Copy out the data below, swapping each occurrence of "sidebar-item-label" for "menu-item-label" and keeping every other line and character unchanged.

* PROVIDED ENTRIES *
----
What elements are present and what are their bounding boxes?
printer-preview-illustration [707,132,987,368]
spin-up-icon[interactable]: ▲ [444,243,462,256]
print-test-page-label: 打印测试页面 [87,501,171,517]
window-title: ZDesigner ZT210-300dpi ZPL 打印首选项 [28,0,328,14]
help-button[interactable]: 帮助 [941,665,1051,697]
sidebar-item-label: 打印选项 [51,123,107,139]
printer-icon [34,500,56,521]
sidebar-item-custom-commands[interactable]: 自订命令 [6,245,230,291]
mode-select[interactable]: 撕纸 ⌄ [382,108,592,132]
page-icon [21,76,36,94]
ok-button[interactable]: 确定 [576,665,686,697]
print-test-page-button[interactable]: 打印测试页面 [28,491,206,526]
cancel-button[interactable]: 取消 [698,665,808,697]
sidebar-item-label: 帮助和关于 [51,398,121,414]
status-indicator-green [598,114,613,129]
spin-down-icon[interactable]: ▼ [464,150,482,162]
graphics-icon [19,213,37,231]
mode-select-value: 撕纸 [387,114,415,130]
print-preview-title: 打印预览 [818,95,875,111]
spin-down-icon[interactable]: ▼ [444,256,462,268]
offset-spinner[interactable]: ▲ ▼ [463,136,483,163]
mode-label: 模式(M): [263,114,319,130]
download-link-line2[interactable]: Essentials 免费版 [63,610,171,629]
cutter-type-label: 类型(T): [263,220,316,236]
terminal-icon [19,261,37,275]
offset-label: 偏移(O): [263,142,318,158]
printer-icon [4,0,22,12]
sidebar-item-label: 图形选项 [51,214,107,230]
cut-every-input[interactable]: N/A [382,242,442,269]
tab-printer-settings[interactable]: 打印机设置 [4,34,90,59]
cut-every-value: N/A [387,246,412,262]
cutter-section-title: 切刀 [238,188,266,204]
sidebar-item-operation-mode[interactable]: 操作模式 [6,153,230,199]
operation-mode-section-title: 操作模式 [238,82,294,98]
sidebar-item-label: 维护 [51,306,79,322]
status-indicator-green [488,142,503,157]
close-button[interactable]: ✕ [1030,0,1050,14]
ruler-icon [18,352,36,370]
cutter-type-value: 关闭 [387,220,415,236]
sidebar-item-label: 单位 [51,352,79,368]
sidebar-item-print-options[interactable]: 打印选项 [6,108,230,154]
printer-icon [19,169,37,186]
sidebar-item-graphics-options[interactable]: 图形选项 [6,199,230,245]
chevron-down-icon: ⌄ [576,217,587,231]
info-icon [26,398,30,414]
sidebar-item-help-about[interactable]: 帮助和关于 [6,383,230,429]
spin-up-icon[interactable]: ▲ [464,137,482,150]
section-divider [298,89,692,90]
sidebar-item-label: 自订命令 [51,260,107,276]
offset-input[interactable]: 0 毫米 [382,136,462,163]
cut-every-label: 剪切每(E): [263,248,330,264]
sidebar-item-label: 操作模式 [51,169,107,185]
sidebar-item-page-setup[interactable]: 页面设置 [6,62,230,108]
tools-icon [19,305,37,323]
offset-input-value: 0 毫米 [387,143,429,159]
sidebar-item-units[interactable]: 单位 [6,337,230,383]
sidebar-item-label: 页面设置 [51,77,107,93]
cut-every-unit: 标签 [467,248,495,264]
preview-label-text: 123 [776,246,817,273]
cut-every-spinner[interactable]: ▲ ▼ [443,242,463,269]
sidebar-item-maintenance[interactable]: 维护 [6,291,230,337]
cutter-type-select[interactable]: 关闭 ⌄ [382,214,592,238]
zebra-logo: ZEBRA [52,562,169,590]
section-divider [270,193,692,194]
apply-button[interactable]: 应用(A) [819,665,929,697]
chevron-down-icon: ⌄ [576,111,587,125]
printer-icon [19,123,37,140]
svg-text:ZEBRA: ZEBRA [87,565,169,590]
----
* COMPLETE OUTPUT *
What elements are present and what are their bounding boxes?
printer-preview-illustration [707,132,987,368]
spin-up-icon[interactable]: ▲ [444,243,462,256]
print-test-page-label: 打印测试页面 [87,501,171,517]
window-title: ZDesigner ZT210-300dpi ZPL 打印首选项 [28,0,328,14]
help-button[interactable]: 帮助 [941,665,1051,697]
menu-item-label: 打印选项 [51,123,107,139]
printer-icon [34,500,56,521]
sidebar-item-custom-commands[interactable]: 自订命令 [6,245,230,291]
mode-select[interactable]: 撕纸 ⌄ [382,108,592,132]
page-icon [21,76,36,94]
ok-button[interactable]: 确定 [576,665,686,697]
print-test-page-button[interactable]: 打印测试页面 [28,491,206,526]
cancel-button[interactable]: 取消 [698,665,808,697]
menu-item-label: 帮助和关于 [51,398,121,414]
status-indicator-green [598,114,613,129]
spin-down-icon[interactable]: ▼ [464,150,482,162]
graphics-icon [19,213,37,231]
mode-select-value: 撕纸 [387,114,415,130]
print-preview-title: 打印预览 [818,95,875,111]
spin-down-icon[interactable]: ▼ [444,256,462,268]
offset-spinner[interactable]: ▲ ▼ [463,136,483,163]
mode-label: 模式(M): [263,114,319,130]
download-link-line2[interactable]: Essentials 免费版 [63,610,171,629]
cutter-type-label: 类型(T): [263,220,316,236]
terminal-icon [19,261,37,275]
offset-label: 偏移(O): [263,142,318,158]
printer-icon [4,0,22,12]
menu-item-label: 图形选项 [51,214,107,230]
cut-every-input[interactable]: N/A [382,242,442,269]
tab-printer-settings[interactable]: 打印机设置 [4,34,90,59]
cut-every-value: N/A [387,246,412,262]
cutter-section-title: 切刀 [238,188,266,204]
sidebar-item-operation-mode[interactable]: 操作模式 [6,153,230,199]
operation-mode-section-title: 操作模式 [238,82,294,98]
menu-item-label: 维护 [51,306,79,322]
status-indicator-green [488,142,503,157]
close-button[interactable]: ✕ [1030,0,1050,14]
ruler-icon [18,352,36,370]
cutter-type-value: 关闭 [387,220,415,236]
menu-item-label: 单位 [51,352,79,368]
sidebar-item-print-options[interactable]: 打印选项 [6,108,230,154]
printer-icon [19,169,37,186]
sidebar-item-graphics-options[interactable]: 图形选项 [6,199,230,245]
chevron-down-icon: ⌄ [576,217,587,231]
info-icon [26,398,30,414]
sidebar-item-help-about[interactable]: 帮助和关于 [6,383,230,429]
spin-up-icon[interactable]: ▲ [464,137,482,150]
section-divider [298,89,692,90]
menu-item-label: 自订命令 [51,260,107,276]
offset-input[interactable]: 0 毫米 [382,136,462,163]
cut-every-label: 剪切每(E): [263,248,330,264]
menu-item-label: 操作模式 [51,169,107,185]
sidebar-item-page-setup[interactable]: 页面设置 [6,62,230,108]
tools-icon [19,305,37,323]
offset-input-value: 0 毫米 [387,143,429,159]
sidebar-item-units[interactable]: 单位 [6,337,230,383]
menu-item-label: 页面设置 [51,77,107,93]
cut-every-unit: 标签 [467,248,495,264]
preview-label-text: 123 [776,246,817,273]
cut-every-spinner[interactable]: ▲ ▼ [443,242,463,269]
sidebar-item-maintenance[interactable]: 维护 [6,291,230,337]
cutter-type-select[interactable]: 关闭 ⌄ [382,214,592,238]
zebra-logo: ZEBRA [52,562,169,590]
section-divider [270,193,692,194]
apply-button[interactable]: 应用(A) [819,665,929,697]
chevron-down-icon: ⌄ [576,111,587,125]
printer-icon [19,123,37,140]
svg-text:ZEBRA: ZEBRA [87,565,169,590]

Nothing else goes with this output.